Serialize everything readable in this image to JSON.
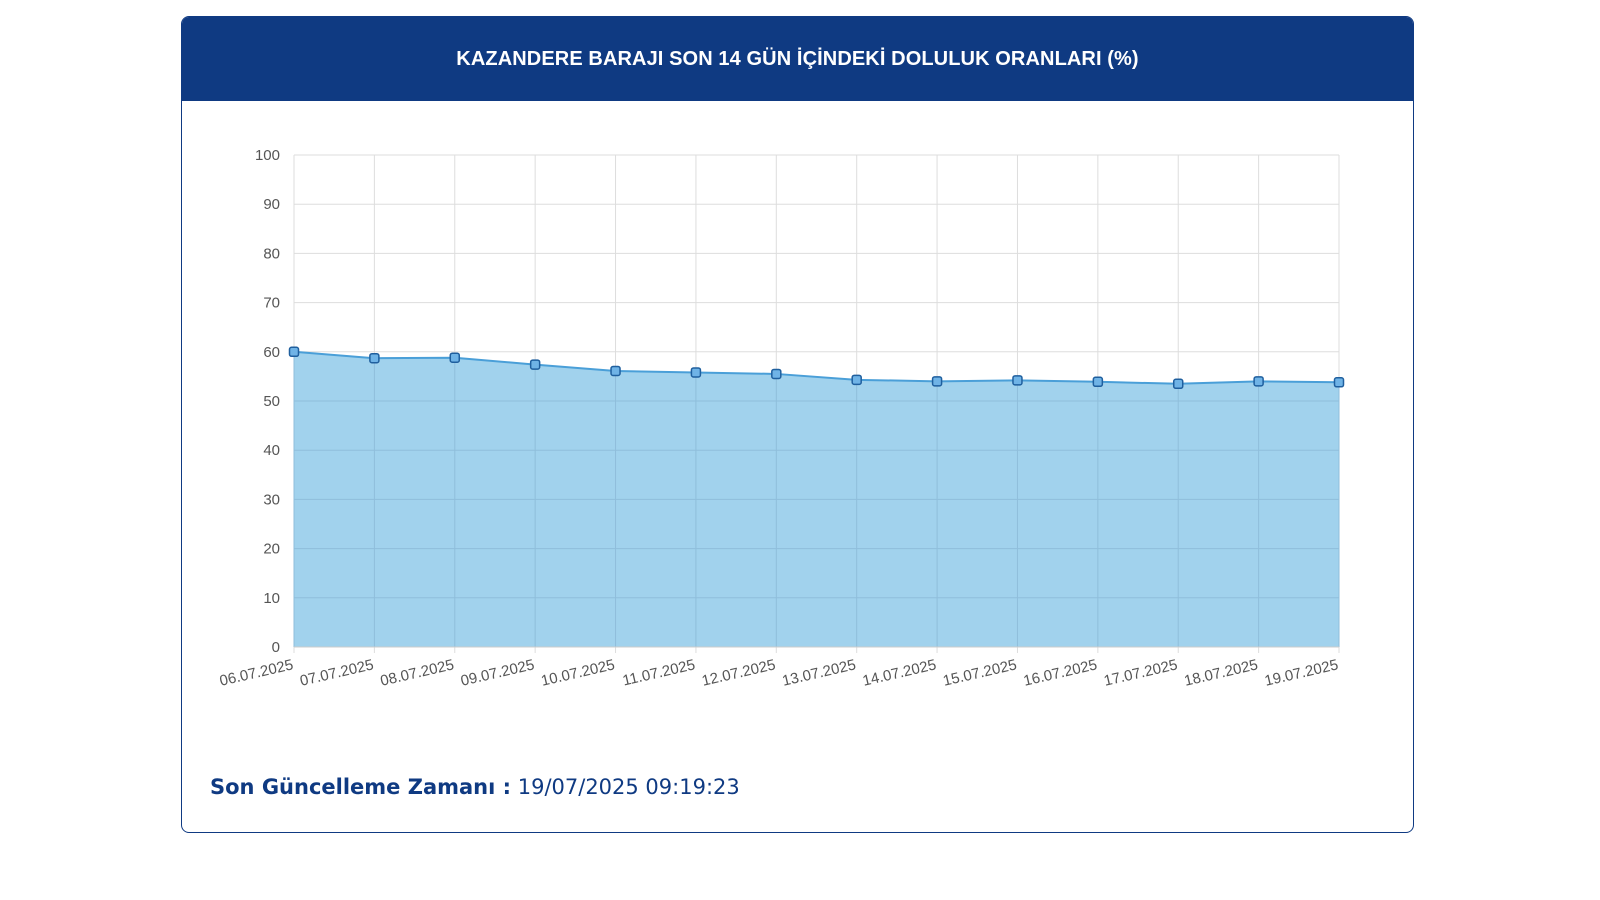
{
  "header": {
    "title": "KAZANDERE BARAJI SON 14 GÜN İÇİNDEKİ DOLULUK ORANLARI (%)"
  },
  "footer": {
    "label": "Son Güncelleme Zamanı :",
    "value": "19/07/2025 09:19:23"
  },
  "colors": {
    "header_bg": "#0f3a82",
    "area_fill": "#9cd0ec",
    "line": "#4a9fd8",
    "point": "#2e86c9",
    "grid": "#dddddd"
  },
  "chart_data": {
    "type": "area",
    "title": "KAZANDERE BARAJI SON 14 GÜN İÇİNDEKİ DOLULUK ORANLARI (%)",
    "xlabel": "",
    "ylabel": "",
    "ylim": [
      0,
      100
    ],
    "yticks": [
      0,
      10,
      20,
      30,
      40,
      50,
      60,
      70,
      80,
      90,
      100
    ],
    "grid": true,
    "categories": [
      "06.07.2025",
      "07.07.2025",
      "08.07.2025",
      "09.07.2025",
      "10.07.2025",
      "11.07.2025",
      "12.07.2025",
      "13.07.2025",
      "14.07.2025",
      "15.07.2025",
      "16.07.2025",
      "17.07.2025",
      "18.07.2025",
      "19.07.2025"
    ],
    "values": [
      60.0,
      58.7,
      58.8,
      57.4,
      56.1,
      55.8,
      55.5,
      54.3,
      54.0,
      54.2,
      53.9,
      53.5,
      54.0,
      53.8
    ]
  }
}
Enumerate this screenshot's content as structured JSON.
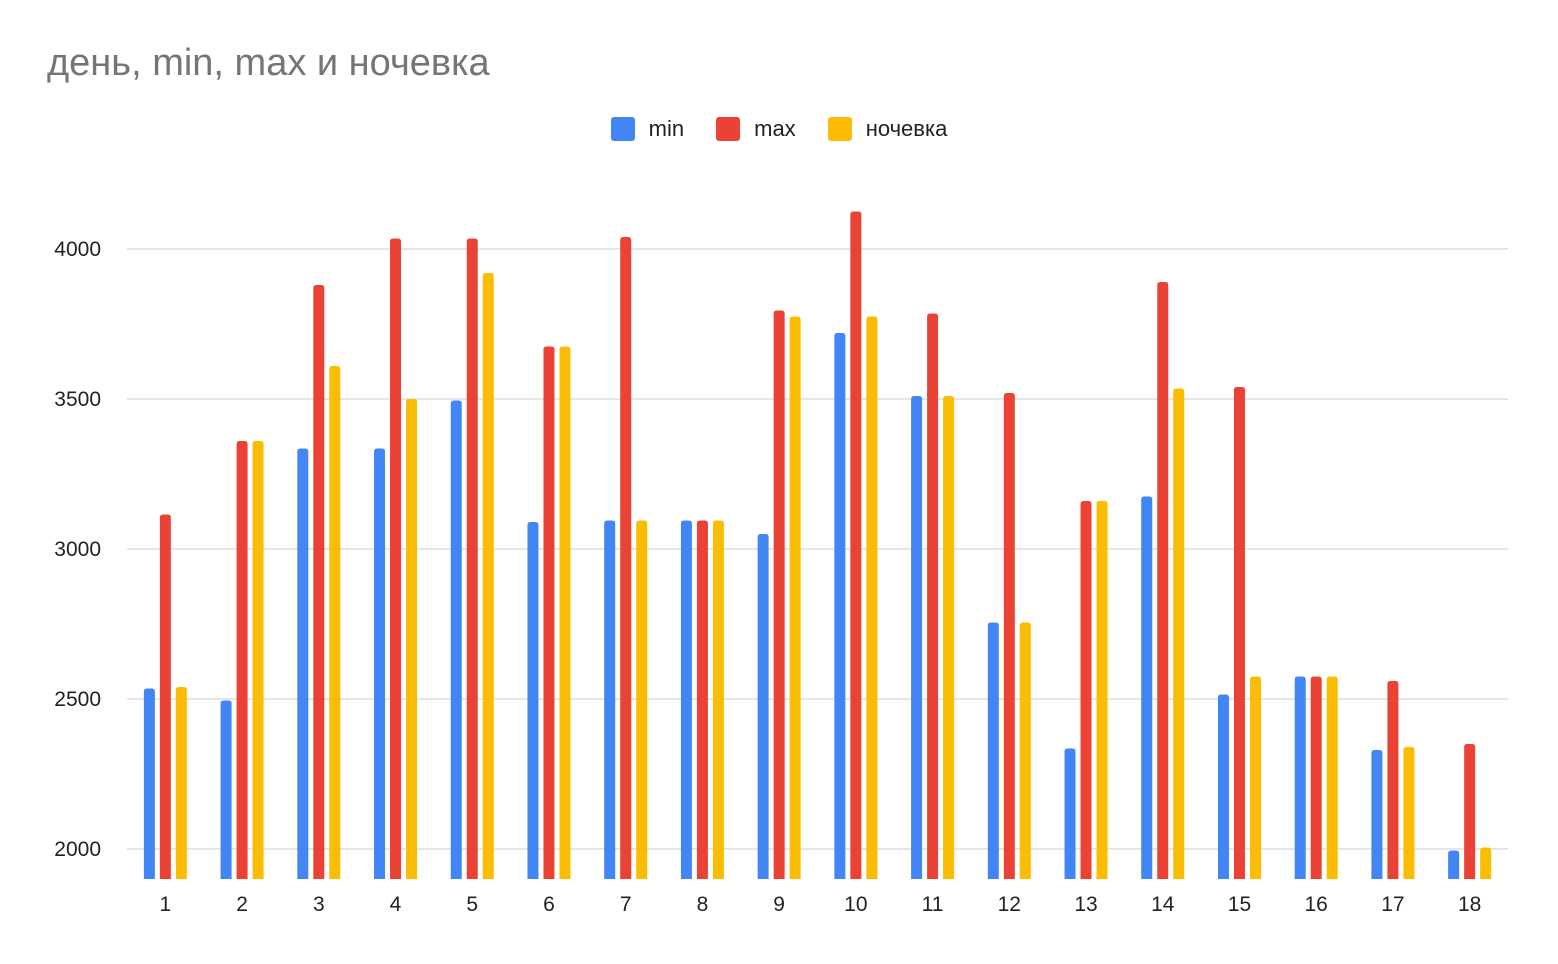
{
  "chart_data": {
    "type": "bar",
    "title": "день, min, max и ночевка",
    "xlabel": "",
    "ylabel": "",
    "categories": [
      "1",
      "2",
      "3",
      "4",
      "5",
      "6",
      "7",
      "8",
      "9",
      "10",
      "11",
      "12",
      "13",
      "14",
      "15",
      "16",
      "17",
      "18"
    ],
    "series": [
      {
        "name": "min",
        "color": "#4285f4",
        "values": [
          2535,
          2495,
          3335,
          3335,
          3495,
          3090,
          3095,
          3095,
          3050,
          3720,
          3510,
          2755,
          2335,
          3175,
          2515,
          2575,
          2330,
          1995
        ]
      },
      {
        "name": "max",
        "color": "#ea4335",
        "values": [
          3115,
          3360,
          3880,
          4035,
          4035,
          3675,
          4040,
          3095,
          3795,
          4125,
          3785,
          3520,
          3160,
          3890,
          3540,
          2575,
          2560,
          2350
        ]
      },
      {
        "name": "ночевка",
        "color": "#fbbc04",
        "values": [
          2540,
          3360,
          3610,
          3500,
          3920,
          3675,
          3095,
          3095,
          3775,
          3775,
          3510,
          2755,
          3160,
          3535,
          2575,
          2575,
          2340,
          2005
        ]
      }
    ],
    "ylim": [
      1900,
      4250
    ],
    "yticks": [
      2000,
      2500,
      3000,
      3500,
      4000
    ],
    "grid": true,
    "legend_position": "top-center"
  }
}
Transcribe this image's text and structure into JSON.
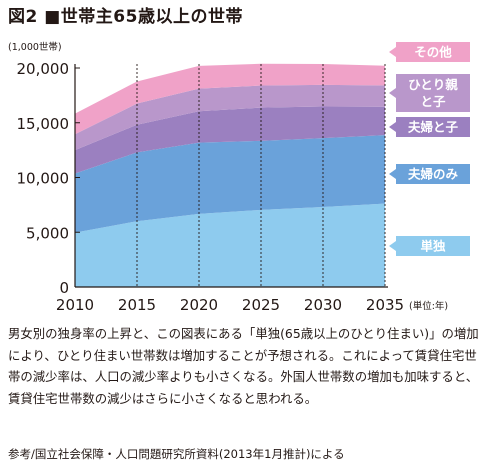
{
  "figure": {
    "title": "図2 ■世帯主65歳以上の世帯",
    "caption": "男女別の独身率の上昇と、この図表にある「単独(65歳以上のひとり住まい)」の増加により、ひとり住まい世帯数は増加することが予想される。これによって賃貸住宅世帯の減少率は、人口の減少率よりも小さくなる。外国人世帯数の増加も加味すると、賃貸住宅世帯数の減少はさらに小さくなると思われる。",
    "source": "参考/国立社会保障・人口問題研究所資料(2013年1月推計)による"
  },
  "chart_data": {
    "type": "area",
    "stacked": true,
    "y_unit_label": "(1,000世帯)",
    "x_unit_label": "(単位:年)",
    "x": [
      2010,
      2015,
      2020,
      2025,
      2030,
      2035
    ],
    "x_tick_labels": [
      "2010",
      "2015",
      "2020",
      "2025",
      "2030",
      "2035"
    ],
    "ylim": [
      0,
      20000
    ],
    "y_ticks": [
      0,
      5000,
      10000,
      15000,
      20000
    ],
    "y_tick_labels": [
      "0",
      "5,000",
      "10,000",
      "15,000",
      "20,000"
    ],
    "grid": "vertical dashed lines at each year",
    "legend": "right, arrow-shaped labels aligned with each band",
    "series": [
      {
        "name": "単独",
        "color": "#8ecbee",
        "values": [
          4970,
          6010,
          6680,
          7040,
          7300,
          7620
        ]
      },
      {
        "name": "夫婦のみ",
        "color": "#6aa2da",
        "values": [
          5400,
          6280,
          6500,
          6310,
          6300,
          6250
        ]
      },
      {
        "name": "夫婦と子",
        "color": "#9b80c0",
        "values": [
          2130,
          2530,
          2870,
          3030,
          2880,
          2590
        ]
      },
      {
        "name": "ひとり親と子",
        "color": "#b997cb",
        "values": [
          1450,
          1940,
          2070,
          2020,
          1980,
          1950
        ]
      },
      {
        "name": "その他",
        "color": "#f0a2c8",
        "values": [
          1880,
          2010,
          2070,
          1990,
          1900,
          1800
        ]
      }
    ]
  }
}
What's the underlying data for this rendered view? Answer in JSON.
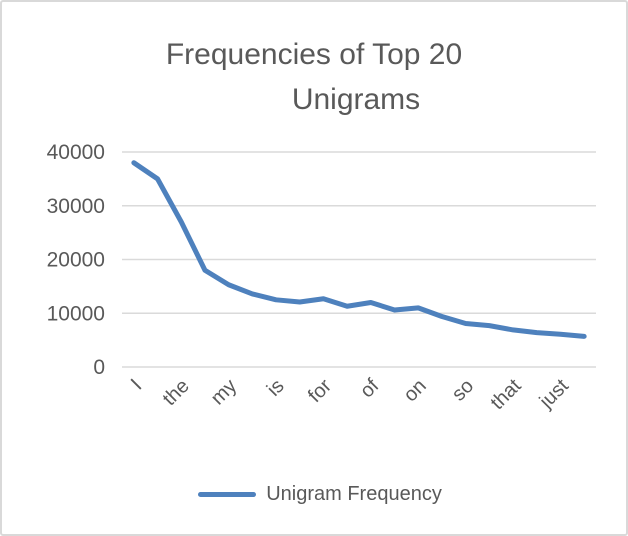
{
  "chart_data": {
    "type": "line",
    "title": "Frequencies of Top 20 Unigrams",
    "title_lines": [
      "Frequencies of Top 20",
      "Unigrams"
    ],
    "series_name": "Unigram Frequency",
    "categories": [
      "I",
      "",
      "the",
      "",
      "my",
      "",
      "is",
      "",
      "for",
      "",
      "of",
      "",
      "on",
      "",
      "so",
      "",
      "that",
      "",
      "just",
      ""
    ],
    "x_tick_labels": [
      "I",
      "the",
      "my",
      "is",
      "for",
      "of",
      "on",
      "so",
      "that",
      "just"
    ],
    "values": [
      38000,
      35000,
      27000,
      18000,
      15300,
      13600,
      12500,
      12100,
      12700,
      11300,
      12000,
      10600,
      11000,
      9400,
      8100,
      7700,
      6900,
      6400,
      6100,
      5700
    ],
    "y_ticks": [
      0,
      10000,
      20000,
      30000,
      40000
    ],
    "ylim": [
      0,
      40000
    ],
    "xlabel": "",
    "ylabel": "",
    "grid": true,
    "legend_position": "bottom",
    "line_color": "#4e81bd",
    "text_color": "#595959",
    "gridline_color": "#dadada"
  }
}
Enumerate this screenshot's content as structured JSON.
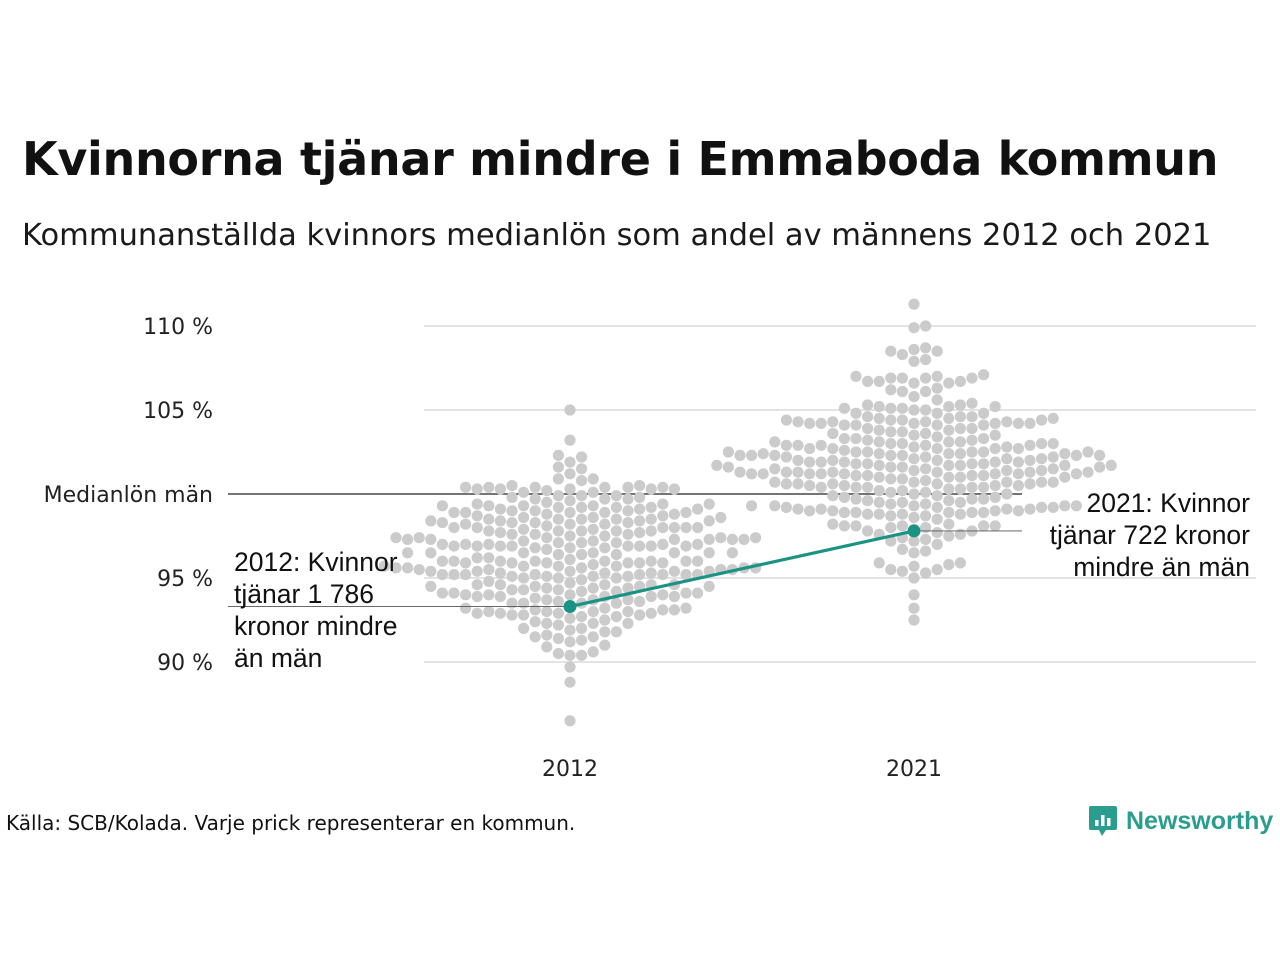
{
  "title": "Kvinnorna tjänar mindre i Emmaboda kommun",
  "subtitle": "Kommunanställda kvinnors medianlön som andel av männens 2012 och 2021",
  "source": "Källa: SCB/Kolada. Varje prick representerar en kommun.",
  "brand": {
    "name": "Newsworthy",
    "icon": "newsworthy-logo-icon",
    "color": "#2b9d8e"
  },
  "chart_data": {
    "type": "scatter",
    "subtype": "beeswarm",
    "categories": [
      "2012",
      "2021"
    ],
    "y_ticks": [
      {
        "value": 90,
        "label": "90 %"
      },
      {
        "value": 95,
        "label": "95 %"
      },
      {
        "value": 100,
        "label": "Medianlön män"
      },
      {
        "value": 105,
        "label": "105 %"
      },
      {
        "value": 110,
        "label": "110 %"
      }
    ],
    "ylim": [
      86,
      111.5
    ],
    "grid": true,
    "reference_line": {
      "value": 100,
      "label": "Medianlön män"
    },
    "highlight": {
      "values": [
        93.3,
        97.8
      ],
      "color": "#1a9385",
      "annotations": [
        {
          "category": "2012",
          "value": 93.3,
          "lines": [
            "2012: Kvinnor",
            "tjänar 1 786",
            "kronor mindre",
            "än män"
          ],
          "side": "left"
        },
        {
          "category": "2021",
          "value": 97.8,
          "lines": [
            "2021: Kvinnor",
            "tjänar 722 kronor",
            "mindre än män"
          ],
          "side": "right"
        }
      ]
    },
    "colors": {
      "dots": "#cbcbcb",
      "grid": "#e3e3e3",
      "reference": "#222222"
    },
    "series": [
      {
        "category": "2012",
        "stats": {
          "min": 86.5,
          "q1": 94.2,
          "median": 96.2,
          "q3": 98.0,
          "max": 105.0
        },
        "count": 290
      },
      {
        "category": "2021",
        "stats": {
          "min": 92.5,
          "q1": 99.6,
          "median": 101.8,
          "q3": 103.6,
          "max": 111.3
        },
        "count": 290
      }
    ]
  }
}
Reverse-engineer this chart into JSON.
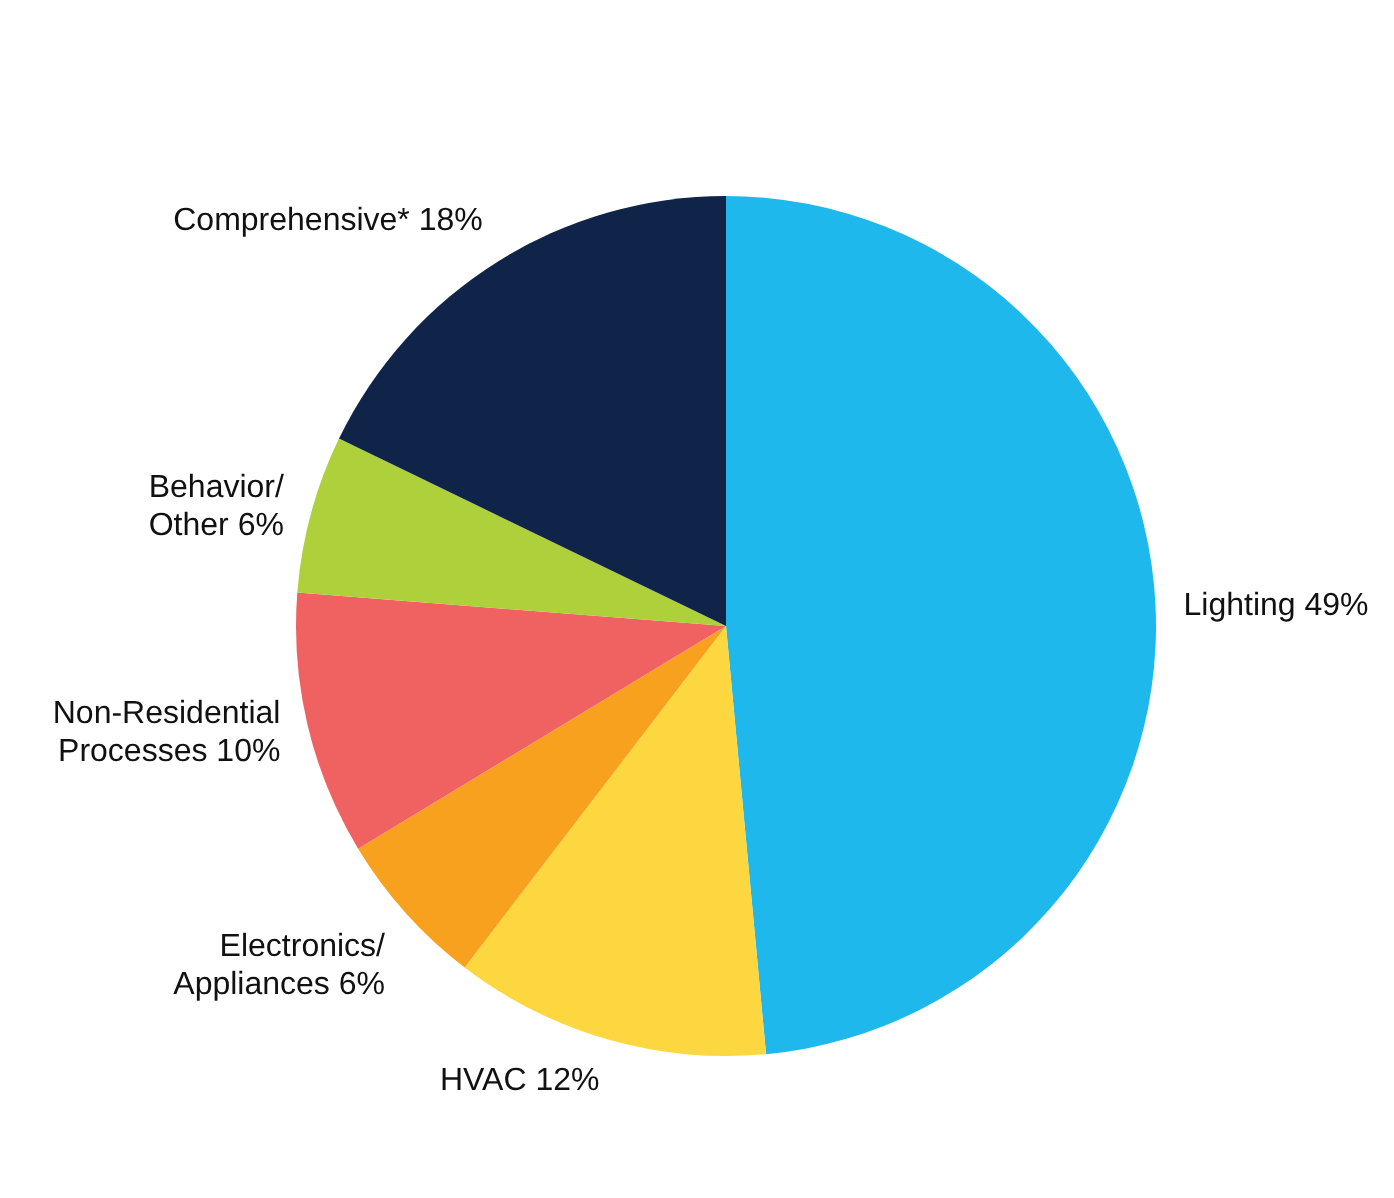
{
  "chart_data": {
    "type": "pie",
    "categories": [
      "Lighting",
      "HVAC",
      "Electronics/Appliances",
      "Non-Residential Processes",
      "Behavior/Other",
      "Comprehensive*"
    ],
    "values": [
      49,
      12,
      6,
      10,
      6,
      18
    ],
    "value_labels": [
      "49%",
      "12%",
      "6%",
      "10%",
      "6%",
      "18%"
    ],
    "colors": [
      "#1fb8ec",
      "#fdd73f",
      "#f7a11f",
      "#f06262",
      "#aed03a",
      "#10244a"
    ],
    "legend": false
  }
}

▶ **TASK PROMPT**
Search the lines above for the string "right", then show every one that has it.

▶ **RESPONSE TO THIS TASK**
    "legend": "right, arrow-shaped labels aligned with each band",
          "side": "right"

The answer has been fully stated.